# [Given exercise]
With pictures left out, retype exactly the lines from the one containing "What text is on this page?" through the final line of the entries.

--- BEGIN ---

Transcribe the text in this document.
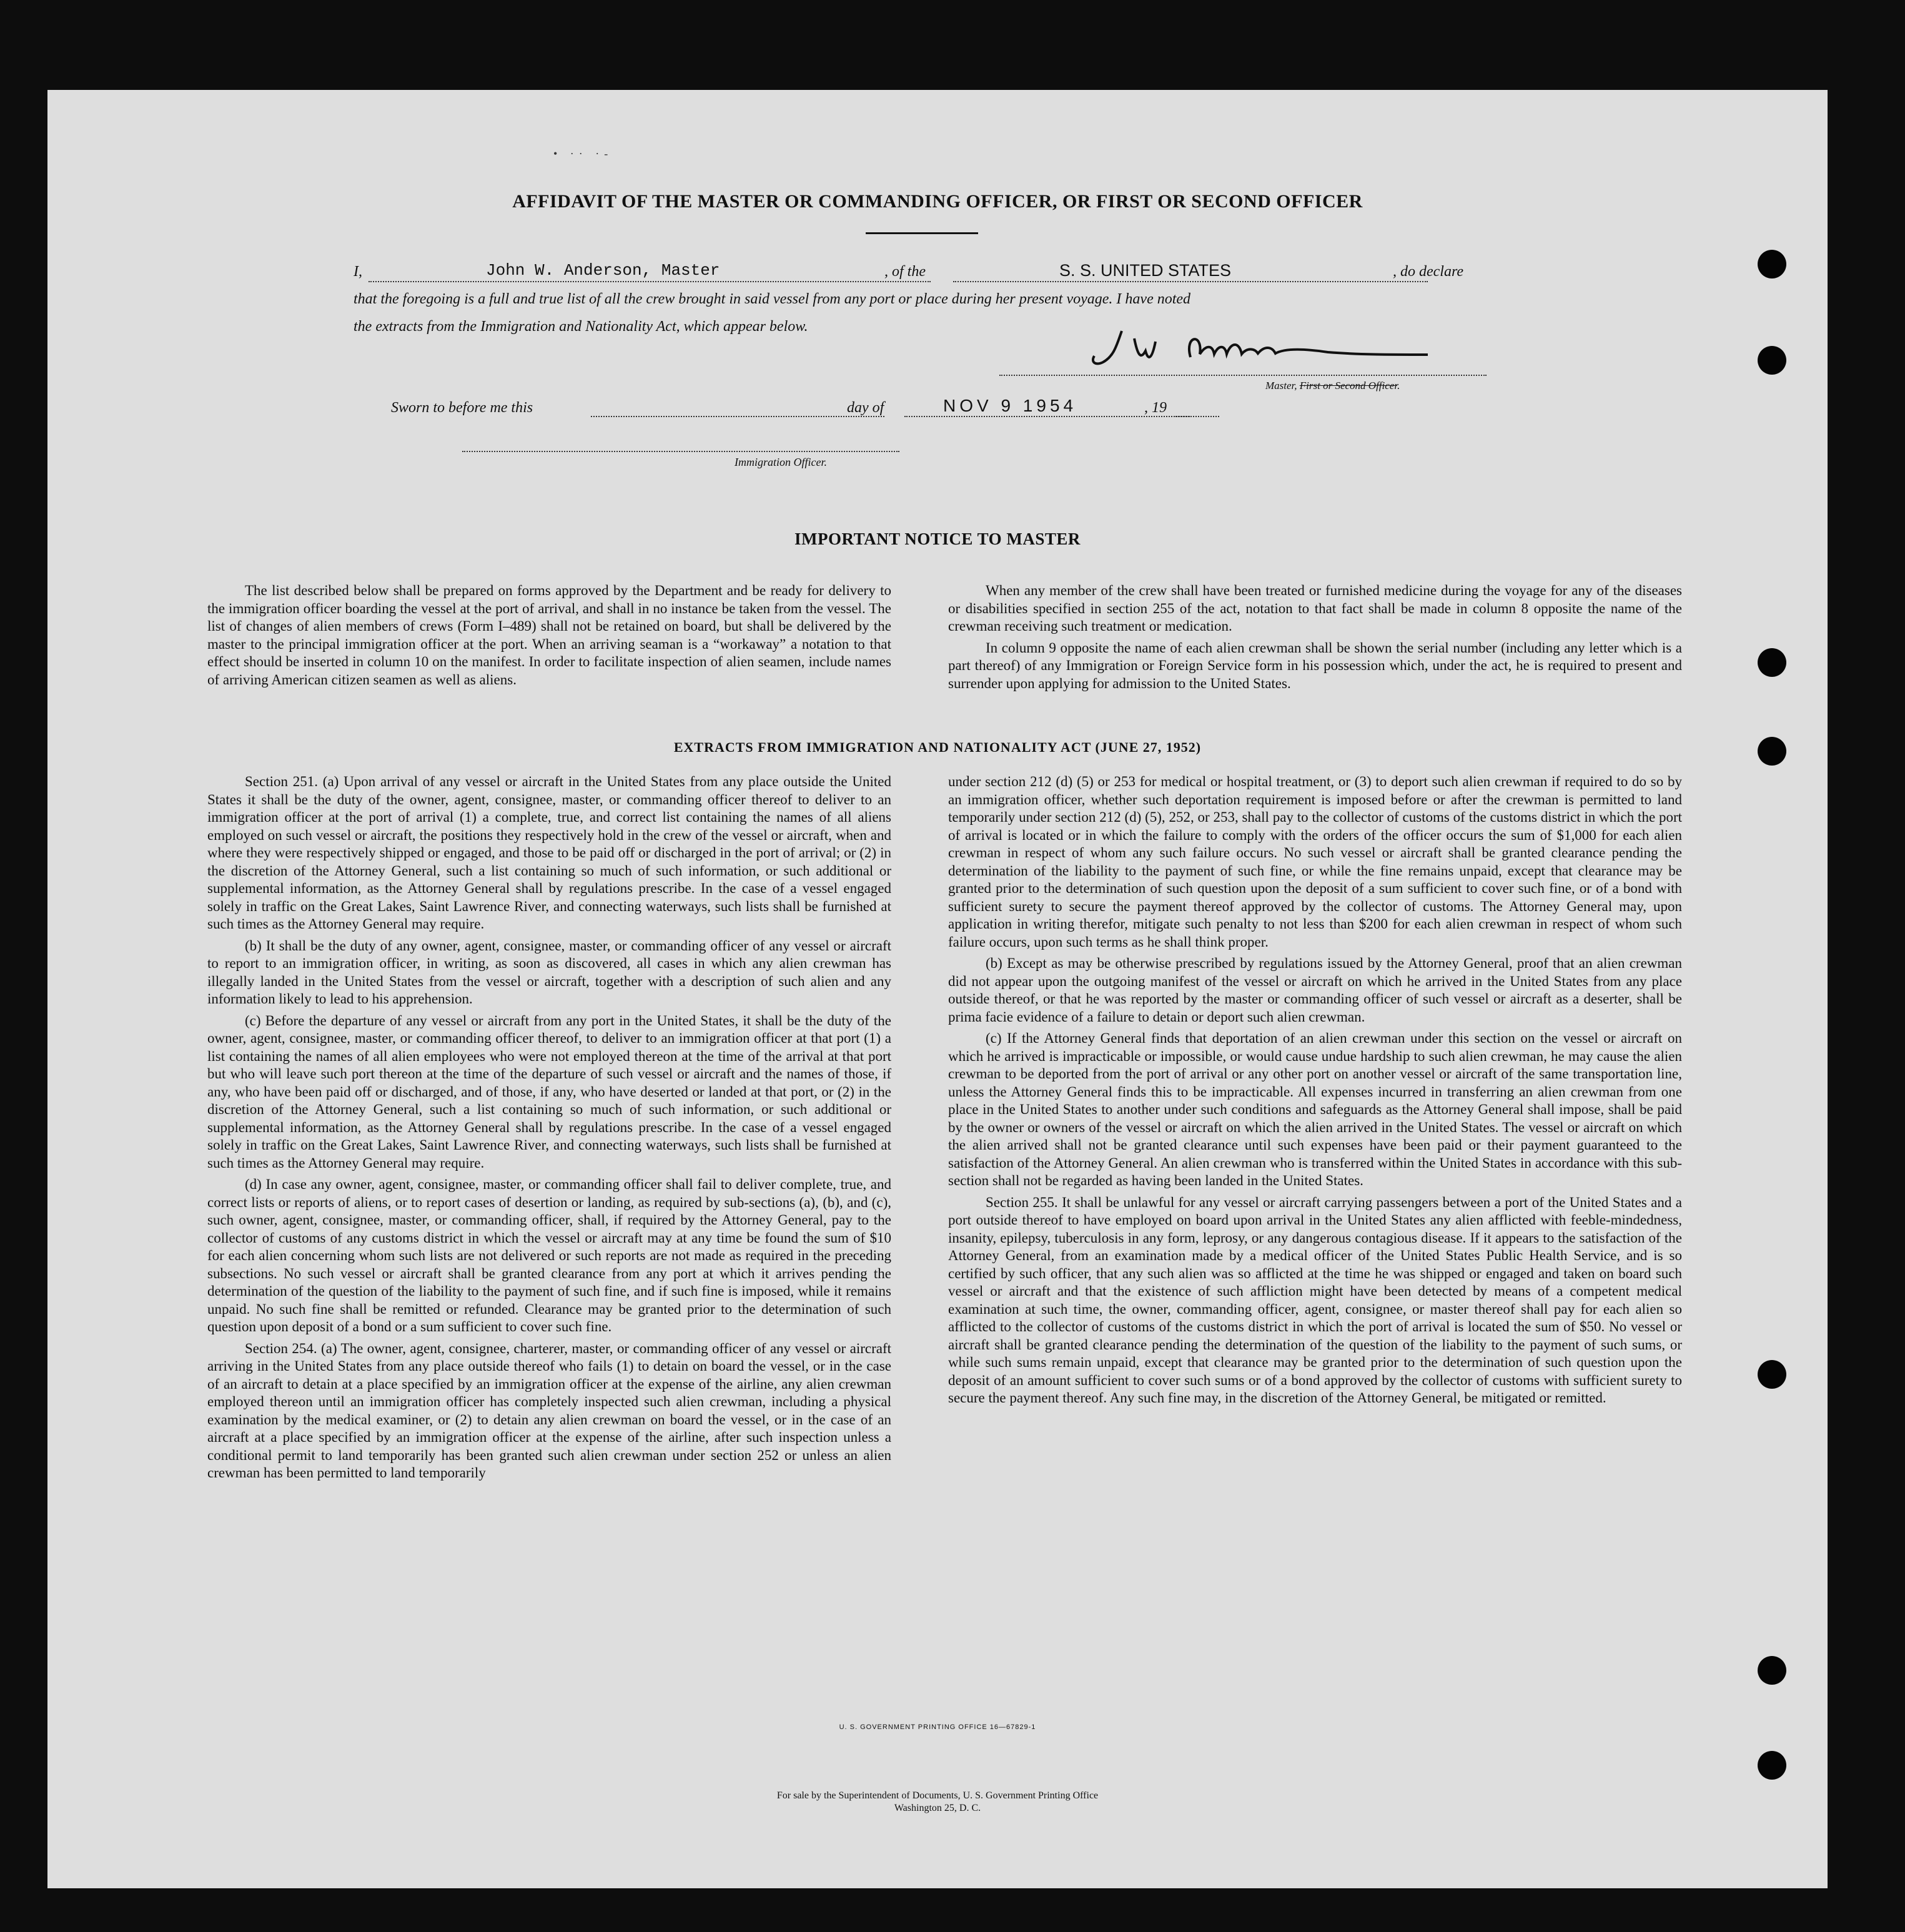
• ·· ·-
AFFIDAVIT OF THE MASTER OR COMMANDING OFFICER, OR FIRST OR SECOND OFFICER
I,	John W. Anderson, Master	, of the	S. S. UNITED STATES	, do declare
that the foregoing is a full and true list of all the crew brought in said vessel from any port or place during her present voyage. I have noted
the extracts from the Immigration and Nationality Act, which appear below.
Master, First or Second Officer.
Sworn to before me this	day of	NOV 9 1954	, 19
Immigration Officer.
IMPORTANT NOTICE TO MASTER

The list described below shall be prepared on forms approved by the Department and be ready for delivery to the immigration officer boarding the vessel at the port of arrival, and shall in no instance be taken from the vessel. The list of changes of alien members of crews (Form I–489) shall not be retained on board, but shall be delivered by the master to the principal immigration officer at the port. When an arriving seaman is a “workaway” a notation to that effect should be inserted in column 10 on the manifest. In order to facilitate inspection of alien seamen, include names of arriving American citizen seamen as well as aliens.

When any member of the crew shall have been treated or furnished medicine during the voyage for any of the diseases or disabilities specified in section 255 of the act, notation to that fact shall be made in column 8 opposite the name of the crewman receiving such treatment or medication.

In column 9 opposite the name of each alien crewman shall be shown the serial number (including any letter which is a part thereof) of any Immigration or Foreign Service form in his possession which, under the act, he is required to present and surrender upon applying for admission to the United States.

EXTRACTS FROM IMMIGRATION AND NATIONALITY ACT (JUNE 27, 1952)

Section 251. (a) Upon arrival of any vessel or aircraft in the United States from any place outside the United States it shall be the duty of the owner, agent, consignee, master, or commanding officer thereof to deliver to an immigration officer at the port of arrival (1) a complete, true, and correct list containing the names of all aliens employed on such vessel or aircraft, the positions they respectively hold in the crew of the vessel or aircraft, when and where they were respectively shipped or engaged, and those to be paid off or discharged in the port of arrival; or (2) in the discretion of the Attorney General, such a list containing so much of such information, or such additional or supplemental information, as the Attorney General shall by regulations prescribe. In the case of a vessel engaged solely in traffic on the Great Lakes, Saint Lawrence River, and connecting waterways, such lists shall be furnished at such times as the Attorney General may require.

(b) It shall be the duty of any owner, agent, consignee, master, or commanding officer of any vessel or aircraft to report to an immigration officer, in writing, as soon as discovered, all cases in which any alien crewman has illegally landed in the United States from the vessel or aircraft, together with a description of such alien and any information likely to lead to his apprehension.

(c) Before the departure of any vessel or aircraft from any port in the United States, it shall be the duty of the owner, agent, consignee, master, or commanding officer thereof, to deliver to an immigration officer at that port (1) a list containing the names of all alien employees who were not employed thereon at the time of the arrival at that port but who will leave such port thereon at the time of the departure of such vessel or aircraft and the names of those, if any, who have been paid off or discharged, and of those, if any, who have deserted or landed at that port, or (2) in the discretion of the Attorney General, such a list containing so much of such information, or such additional or supplemental information, as the Attorney General shall by regulations prescribe. In the case of a vessel engaged solely in traffic on the Great Lakes, Saint Lawrence River, and connecting waterways, such lists shall be furnished at such times as the Attorney General may require.

(d) In case any owner, agent, consignee, master, or commanding officer shall fail to deliver complete, true, and correct lists or reports of aliens, or to report cases of desertion or landing, as required by sub-sections (a), (b), and (c), such owner, agent, consignee, master, or commanding officer, shall, if required by the Attorney General, pay to the collector of customs of any customs district in which the vessel or aircraft may at any time be found the sum of $10 for each alien concerning whom such lists are not delivered or such reports are not made as required in the preceding subsections. No such vessel or aircraft shall be granted clearance from any port at which it arrives pending the determination of the question of the liability to the payment of such fine, and if such fine is imposed, while it remains unpaid. No such fine shall be remitted or refunded. Clearance may be granted prior to the determination of such question upon deposit of a bond or a sum sufficient to cover such fine.

Section 254. (a) The owner, agent, consignee, charterer, master, or commanding officer of any vessel or aircraft arriving in the United States from any place outside thereof who fails (1) to detain on board the vessel, or in the case of an aircraft to detain at a place specified by an immigration officer at the expense of the airline, any alien crewman employed thereon until an immigration officer has completely inspected such alien crewman, including a physical examination by the medical examiner, or (2) to detain any alien crewman on board the vessel, or in the case of an aircraft at a place specified by an immigration officer at the expense of the airline, after such inspection unless a conditional permit to land temporarily has been granted such alien crewman under section 252 or unless an alien crewman has been permitted to land temporarily

under section 212 (d) (5) or 253 for medical or hospital treatment, or (3) to deport such alien crewman if required to do so by an immigration officer, whether such deportation requirement is imposed before or after the crewman is permitted to land temporarily under section 212 (d) (5), 252, or 253, shall pay to the collector of customs of the customs district in which the port of arrival is located or in which the failure to comply with the orders of the officer occurs the sum of $1,000 for each alien crewman in respect of whom any such failure occurs. No such vessel or aircraft shall be granted clearance pending the determination of the liability to the payment of such fine, or while the fine remains unpaid, except that clearance may be granted prior to the determination of such question upon the deposit of a sum sufficient to cover such fine, or of a bond with sufficient surety to secure the payment thereof approved by the collector of customs. The Attorney General may, upon application in writing therefor, mitigate such penalty to not less than $200 for each alien crewman in respect of whom such failure occurs, upon such terms as he shall think proper.

(b) Except as may be otherwise prescribed by regulations issued by the Attorney General, proof that an alien crewman did not appear upon the outgoing manifest of the vessel or aircraft on which he arrived in the United States from any place outside thereof, or that he was reported by the master or commanding officer of such vessel or aircraft as a deserter, shall be prima facie evidence of a failure to detain or deport such alien crewman.

(c) If the Attorney General finds that deportation of an alien crewman under this section on the vessel or aircraft on which he arrived is impracticable or impossible, or would cause undue hardship to such alien crewman, he may cause the alien crewman to be deported from the port of arrival or any other port on another vessel or aircraft of the same transportation line, unless the Attorney General finds this to be impracticable. All expenses incurred in transferring an alien crewman from one place in the United States to another under such conditions and safeguards as the Attorney General shall impose, shall be paid by the owner or owners of the vessel or aircraft on which the alien arrived in the United States. The vessel or aircraft on which the alien arrived shall not be granted clearance until such expenses have been paid or their payment guaranteed to the satisfaction of the Attorney General. An alien crewman who is transferred within the United States in accordance with this sub-section shall not be regarded as having been landed in the United States.

Section 255. It shall be unlawful for any vessel or aircraft carrying passengers between a port of the United States and a port outside thereof to have employed on board upon arrival in the United States any alien afflicted with feeble-mindedness, insanity, epilepsy, tuberculosis in any form, leprosy, or any dangerous contagious disease. If it appears to the satisfaction of the Attorney General, from an examination made by a medical officer of the United States Public Health Service, and is so certified by such officer, that any such alien was so afflicted at the time he was shipped or engaged and taken on board such vessel or aircraft and that the existence of such affliction might have been detected by means of a competent medical examination at such time, the owner, commanding officer, agent, consignee, or master thereof shall pay for each alien so afflicted to the collector of customs of the customs district in which the port of arrival is located the sum of $50. No vessel or aircraft shall be granted clearance pending the determination of the question of the liability to the payment of such sums, or while such sums remain unpaid, except that clearance may be granted prior to the determination of such question upon the deposit of an amount sufficient to cover such sums or of a bond approved by the collector of customs with sufficient surety to secure the payment thereof. Any such fine may, in the discretion of the Attorney General, be mitigated or remitted.

U. S. GOVERNMENT PRINTING OFFICE 16—67829-1
For sale by the Superintendent of Documents, U. S. Government Printing Office
Washington 25, D. C.
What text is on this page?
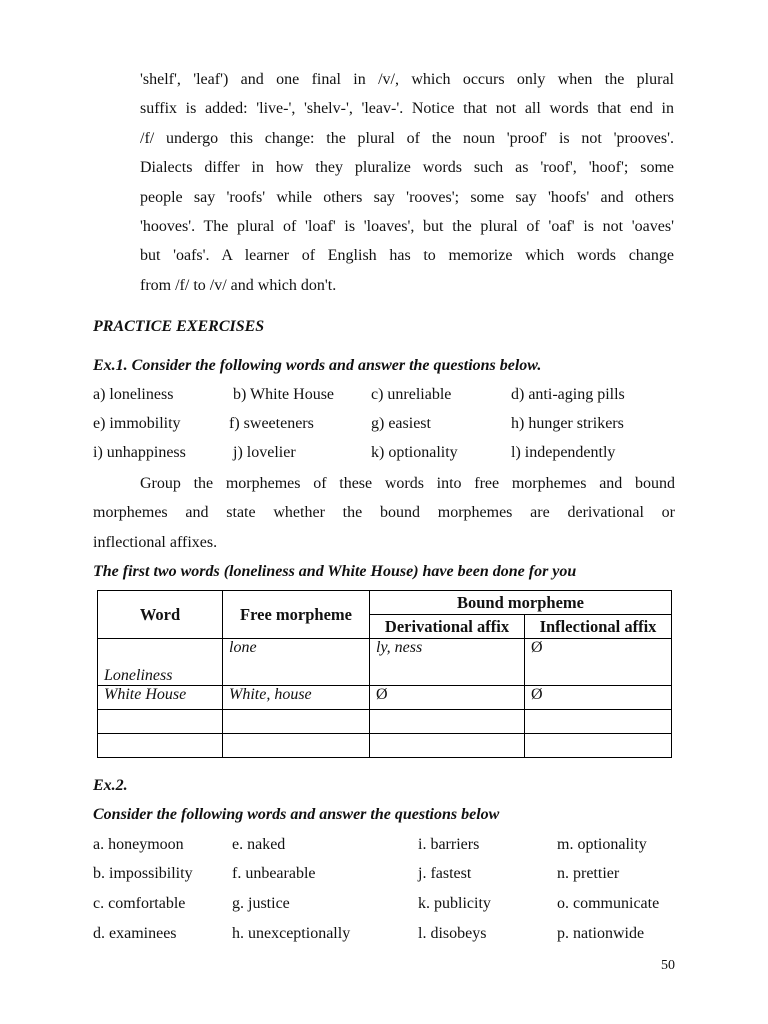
'shelf', 'leaf') and one final in /v/, which occurs only when the plural
suffix is added: 'live-', 'shelv-', 'leav-'. Notice that not all words that end in
/f/ undergo this change: the plural of the noun 'proof' is not 'prooves'.
Dialects differ in how they pluralize words such as 'roof', 'hoof'; some
people say 'roofs' while others say 'rooves'; some say 'hoofs' and others
'hooves'. The plural of 'loaf' is 'loaves', but the plural of 'oaf' is not 'oaves'
but 'oafs'. A learner of English has to memorize which words change
from /f/ to /v/ and which don't.
PRACTICE EXERCISES
Ex.1. Consider the following words and answer the questions below.
a) loneliness	b) White House c) unreliable	d) anti-aging pills
e) immobility	f) sweeteners	g) easiest	h) hunger strikers
i) unhappiness	j) lovelier	k) optionality	l) independently
Group the morphemes of these words into free morphemes and bound
morphemes and state whether the bound morphemes are derivational or
inflectional affixes.
The first two words (loneliness and White House) have been done for you
Word	Free morpheme	Bound morpheme	
		Derivational affix	Inflectional affix
Loneliness	lone	ly, ness	Ø
White House	White, house	Ø	Ø

Ex.2.
Consider the following words and answer the questions below
a. honeymoon	e. naked	i. barriers	m. optionality
b. impossibility f. unbearable	j. fastest	n. prettier
c. comfortable	g. justice	k. publicity	o. communicate
d. examinees	h. unexceptionally	l. disobeys	p. nationwide
50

--- END ---

# [Solution to this task]
What text is on this page?
'shelf', 'leaf') and one final in /v/, which occurs only when the plural
suffix is added: 'live-', 'shelv-', 'leav-'. Notice that not all words that end in
/f/ undergo this change: the plural of the noun 'proof' is not 'prooves'.
Dialects differ in how they pluralize words such as 'roof', 'hoof'; some
people say 'roofs' while others say 'rooves'; some say 'hoofs' and others
'hooves'. The plural of 'loaf' is 'loaves', but the plural of 'oaf' is not 'oaves'
but 'oafs'. A learner of English has to memorize which words change
from /f/ to /v/ and which don't.
PRACTICE EXERCISES
Ex.1. Consider the following words and answer the questions below.
a) loneliness	b) White House c) unreliable	d) anti-aging pills
e) immobility	f) sweeteners	g) easiest	h) hunger strikers
i) unhappiness	j) lovelier	k) optionality	l) independently
Group the morphemes of these words into free morphemes and bound
morphemes and state whether the bound morphemes are derivational or
inflectional affixes.
The first two words (loneliness and White House) have been done for you
Word	Free morpheme	Bound morpheme	
		Derivational affix	Inflectional affix
Loneliness	lone	ly, ness	Ø
White House	White, house	Ø	Ø

Ex.2.
Consider the following words and answer the questions below
a. honeymoon	e. naked	i. barriers	m. optionality
b. impossibility f. unbearable	j. fastest	n. prettier
c. comfortable	g. justice	k. publicity	o. communicate
d. examinees	h. unexceptionally	l. disobeys	p. nationwide
50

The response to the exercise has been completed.